# Records from a collection
# # # #
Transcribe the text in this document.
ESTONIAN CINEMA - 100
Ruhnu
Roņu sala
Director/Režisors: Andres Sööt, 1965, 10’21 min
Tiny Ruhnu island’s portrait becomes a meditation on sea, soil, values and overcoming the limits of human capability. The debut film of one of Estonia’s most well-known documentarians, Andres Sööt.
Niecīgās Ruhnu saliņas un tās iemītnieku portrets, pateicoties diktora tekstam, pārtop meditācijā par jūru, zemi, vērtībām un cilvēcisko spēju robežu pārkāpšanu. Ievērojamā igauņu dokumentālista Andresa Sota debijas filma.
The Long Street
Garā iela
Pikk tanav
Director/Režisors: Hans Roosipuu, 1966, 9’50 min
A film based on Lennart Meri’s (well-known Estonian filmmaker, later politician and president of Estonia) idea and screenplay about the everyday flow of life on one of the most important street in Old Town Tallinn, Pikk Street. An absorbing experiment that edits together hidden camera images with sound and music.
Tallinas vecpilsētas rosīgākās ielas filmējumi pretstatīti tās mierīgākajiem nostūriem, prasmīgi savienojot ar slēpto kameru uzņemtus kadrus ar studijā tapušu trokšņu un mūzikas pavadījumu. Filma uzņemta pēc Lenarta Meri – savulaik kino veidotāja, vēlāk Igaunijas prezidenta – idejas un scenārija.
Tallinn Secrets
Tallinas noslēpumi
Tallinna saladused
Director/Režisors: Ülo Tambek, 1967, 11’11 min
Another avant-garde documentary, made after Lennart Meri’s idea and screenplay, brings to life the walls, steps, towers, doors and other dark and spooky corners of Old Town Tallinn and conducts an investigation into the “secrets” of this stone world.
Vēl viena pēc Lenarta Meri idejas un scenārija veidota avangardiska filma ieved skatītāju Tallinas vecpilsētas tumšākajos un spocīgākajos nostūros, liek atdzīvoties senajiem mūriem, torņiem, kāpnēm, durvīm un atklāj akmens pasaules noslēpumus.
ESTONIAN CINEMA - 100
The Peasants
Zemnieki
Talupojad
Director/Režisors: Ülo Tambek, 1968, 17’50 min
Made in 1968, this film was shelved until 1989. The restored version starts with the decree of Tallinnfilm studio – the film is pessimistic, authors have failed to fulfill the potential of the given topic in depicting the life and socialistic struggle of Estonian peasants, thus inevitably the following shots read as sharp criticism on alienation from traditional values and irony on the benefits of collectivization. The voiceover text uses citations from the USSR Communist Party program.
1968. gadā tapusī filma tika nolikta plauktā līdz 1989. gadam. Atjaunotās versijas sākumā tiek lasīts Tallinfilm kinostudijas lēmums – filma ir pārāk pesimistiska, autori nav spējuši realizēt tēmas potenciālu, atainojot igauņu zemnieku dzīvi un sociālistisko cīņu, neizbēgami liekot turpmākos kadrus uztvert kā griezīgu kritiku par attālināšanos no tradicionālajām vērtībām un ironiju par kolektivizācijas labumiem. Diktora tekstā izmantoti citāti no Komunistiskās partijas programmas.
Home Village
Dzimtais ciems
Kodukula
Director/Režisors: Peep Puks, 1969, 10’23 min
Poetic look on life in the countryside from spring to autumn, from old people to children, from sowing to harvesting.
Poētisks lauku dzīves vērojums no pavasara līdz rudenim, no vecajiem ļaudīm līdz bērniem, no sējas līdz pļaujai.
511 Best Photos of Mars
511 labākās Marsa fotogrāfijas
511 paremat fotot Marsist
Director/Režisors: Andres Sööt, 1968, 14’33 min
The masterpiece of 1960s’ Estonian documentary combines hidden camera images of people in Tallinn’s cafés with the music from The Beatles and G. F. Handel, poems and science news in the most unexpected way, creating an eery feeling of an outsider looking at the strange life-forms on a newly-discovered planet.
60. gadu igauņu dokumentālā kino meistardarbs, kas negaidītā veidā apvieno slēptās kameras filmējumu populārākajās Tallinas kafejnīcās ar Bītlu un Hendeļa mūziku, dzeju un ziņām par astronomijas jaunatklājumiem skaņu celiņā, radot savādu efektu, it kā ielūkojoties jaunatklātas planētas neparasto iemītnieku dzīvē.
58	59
# # # #
# WHAT IS NEEDED
Write out every line exactly as it stands.

# WORKED ANSWER
Transcribe the text in this document.
ESTONIAN CINEMA - 100
Ruhnu
Roņu sala
Director/Režisors: Andres Sööt, 1965, 10’21 min
Tiny Ruhnu island’s portrait becomes a meditation on sea, soil, values and overcoming the limits of human capability. The debut film of one of Estonia’s most well-known documentarians, Andres Sööt.
Niecīgās Ruhnu saliņas un tās iemītnieku portrets, pateicoties diktora tekstam, pārtop meditācijā par jūru, zemi, vērtībām un cilvēcisko spēju robežu pārkāpšanu. Ievērojamā igauņu dokumentālista Andresa Sota debijas filma.
The Long Street
Garā iela
Pikk tanav
Director/Režisors: Hans Roosipuu, 1966, 9’50 min
A film based on Lennart Meri’s (well-known Estonian filmmaker, later politician and president of Estonia) idea and screenplay about the everyday flow of life on one of the most important street in Old Town Tallinn, Pikk Street. An absorbing experiment that edits together hidden camera images with sound and music.
Tallinas vecpilsētas rosīgākās ielas filmējumi pretstatīti tās mierīgākajiem nostūriem, prasmīgi savienojot ar slēpto kameru uzņemtus kadrus ar studijā tapušu trokšņu un mūzikas pavadījumu. Filma uzņemta pēc Lenarta Meri – savulaik kino veidotāja, vēlāk Igaunijas prezidenta – idejas un scenārija.
Tallinn Secrets
Tallinas noslēpumi
Tallinna saladused
Director/Režisors: Ülo Tambek, 1967, 11’11 min
Another avant-garde documentary, made after Lennart Meri’s idea and screenplay, brings to life the walls, steps, towers, doors and other dark and spooky corners of Old Town Tallinn and conducts an investigation into the “secrets” of this stone world.
Vēl viena pēc Lenarta Meri idejas un scenārija veidota avangardiska filma ieved skatītāju Tallinas vecpilsētas tumšākajos un spocīgākajos nostūros, liek atdzīvoties senajiem mūriem, torņiem, kāpnēm, durvīm un atklāj akmens pasaules noslēpumus.
ESTONIAN CINEMA - 100
The Peasants
Zemnieki
Talupojad
Director/Režisors: Ülo Tambek, 1968, 17’50 min
Made in 1968, this film was shelved until 1989. The restored version starts with the decree of Tallinnfilm studio – the film is pessimistic, authors have failed to fulfill the potential of the given topic in depicting the life and socialistic struggle of Estonian peasants, thus inevitably the following shots read as sharp criticism on alienation from traditional values and irony on the benefits of collectivization. The voiceover text uses citations from the USSR Communist Party program.
1968. gadā tapusī filma tika nolikta plauktā līdz 1989. gadam. Atjaunotās versijas sākumā tiek lasīts Tallinfilm kinostudijas lēmums – filma ir pārāk pesimistiska, autori nav spējuši realizēt tēmas potenciālu, atainojot igauņu zemnieku dzīvi un sociālistisko cīņu, neizbēgami liekot turpmākos kadrus uztvert kā griezīgu kritiku par attālināšanos no tradicionālajām vērtībām un ironiju par kolektivizācijas labumiem. Diktora tekstā izmantoti citāti no Komunistiskās partijas programmas.
Home Village
Dzimtais ciems
Kodukula
Director/Režisors: Peep Puks, 1969, 10’23 min
Poetic look on life in the countryside from spring to autumn, from old people to children, from sowing to harvesting.
Poētisks lauku dzīves vērojums no pavasara līdz rudenim, no vecajiem ļaudīm līdz bērniem, no sējas līdz pļaujai.
511 Best Photos of Mars
511 labākās Marsa fotogrāfijas
511 paremat fotot Marsist
Director/Režisors: Andres Sööt, 1968, 14’33 min
The masterpiece of 1960s’ Estonian documentary combines hidden camera images of people in Tallinn’s cafés with the music from The Beatles and G. F. Handel, poems and science news in the most unexpected way, creating an eery feeling of an outsider looking at the strange life-forms on a newly-discovered planet.
60. gadu igauņu dokumentālā kino meistardarbs, kas negaidītā veidā apvieno slēptās kameras filmējumu populārākajās Tallinas kafejnīcās ar Bītlu un Hendeļa mūziku, dzeju un ziņām par astronomijas jaunatklājumiem skaņu celiņā, radot savādu efektu, it kā ielūkojoties jaunatklātas planētas neparasto iemītnieku dzīvē.
58	59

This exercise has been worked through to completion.